# The task
Answer these questions about the passage below on Obama's approval rating.
(a) Past what approval level did the first administration official predict passage of the reform bill would send Obama?
(b) What is the current trend estimate of Obama's approval percentage when the Rasmussen tracking is excluded?
(c) Which two presidents are named as having recovered from dips in approval?

# Passage
-------
So "what happens now" to President Obama's job approval rating, especially in the event that the health care reform legislation passes into law next month? That's the "big question" that my colleague Steve Lombardo asks below. I'd add one more that's just as big: Will passage of health care reform bill change attitudes about the legislation itself?
Let's start with the president's approval rating. Yesterday, Politico's Ben Smith noted his reporting over the weekend that an "administration official" had "predicted" that passage of the reform bill "will send Obama's approval rating up past 60 percent and restore his supporters' enthusiasm." Smith subsequently updated his post: "A senior White House official objects, and says the White House certainly doesn't expect a polling bounce."
Here's an educated guess: That "senior white House official" is someone far more familiar with trends in presidential approval ratings than the first "official." Our current trend estimate of Obama's approval percentage is 48% (50% if we exclude the Rasmussen tracking), with recent individual surveys ranging from a low of 44% to a high of 54%. A "bump" above 60% percent would be extraordinary.
It may not be obvious in Charles Franklin's graphic above, but presidents rarely see sustained approval rating spikes that big (i.e. changes that are not statistical noise or persist for more than a week or so). If you play with the interactive chart of Gallup approval ratings published by USA Today, you will see that virtually all of the real bumps of this magnitude over the last 30 years occurred as Americans "rallied around the flag" in the aftermath of crises like the 9/11 2001 or the taking of American hostages in Iran in 1979 or in the run-up to the wars in Iraq. Charles points out that when presidents recover from dips in approval, as Reagan and Clinton did, their recoveries are usually slow, steady and extended. They have not been about quick gains produced by some event that persist.
-------
# Dataset content

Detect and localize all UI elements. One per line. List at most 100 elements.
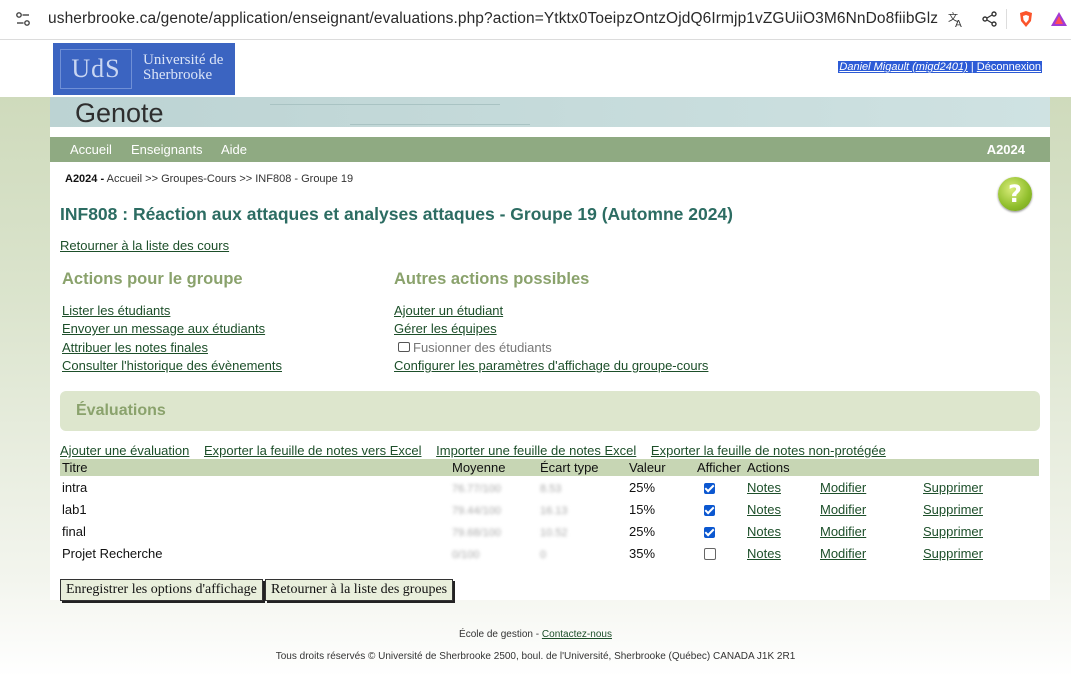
-------
# Response
(a) Past 60 percent.
(b) 50%.
(c) Reagan and Clinton.